In the text on solar PV in Australia, which company owns the Queanbeyan solar farm?

» **Text extract**:
******************************

In Australia, Solar PV systems presently supply infinitesimal quantities of generated electricity (as at the end of 1997, there was only of the order of 13 MW installed capacity). Most of this is in remote area power supply systems. Telecommunications remains a major market where small quantities of electricity are required to keep distant and very remote telecommunications equipment running. Other uses include the generation of electricity used in equipment for railway signalling, navigational aid, metal cathodic protection and remote fuelling installation equipment. A number of relatively small-scale solar farm grid connected systems have been built. These include Kalbarri in Western Australia, Singleton and Queanbeyan in New South Wales and Wilpena Pound in South Australia. The Queanbeyan solar farm, belonging to Great Southern Energy, a New South Wales electricity distributor, comprises a solar powered 50 kW generator consisting of 720 PV panels, each rated at 77 W and arranged on nine separate modules of 80 panels. It generates in the order of 100 000kWh (100 MWh) of electricity per year.

******************************

» **Extracted records**:
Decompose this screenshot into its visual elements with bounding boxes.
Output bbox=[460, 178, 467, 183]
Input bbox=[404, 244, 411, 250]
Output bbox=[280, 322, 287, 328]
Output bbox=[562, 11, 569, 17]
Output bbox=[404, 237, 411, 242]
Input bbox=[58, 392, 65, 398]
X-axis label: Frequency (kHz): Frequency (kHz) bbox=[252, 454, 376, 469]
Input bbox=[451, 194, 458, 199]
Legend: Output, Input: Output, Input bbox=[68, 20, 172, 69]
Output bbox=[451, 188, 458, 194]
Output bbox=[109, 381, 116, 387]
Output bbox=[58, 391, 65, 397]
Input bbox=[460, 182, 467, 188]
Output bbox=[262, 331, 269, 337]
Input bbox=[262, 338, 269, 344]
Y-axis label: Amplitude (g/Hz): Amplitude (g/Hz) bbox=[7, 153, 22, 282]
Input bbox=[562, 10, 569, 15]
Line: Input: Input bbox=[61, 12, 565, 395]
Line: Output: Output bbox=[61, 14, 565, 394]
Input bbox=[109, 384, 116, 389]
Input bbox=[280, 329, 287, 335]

******************************

» **Output for this exercise**:
Great Southern Energy, a New South Wales electricity distributor.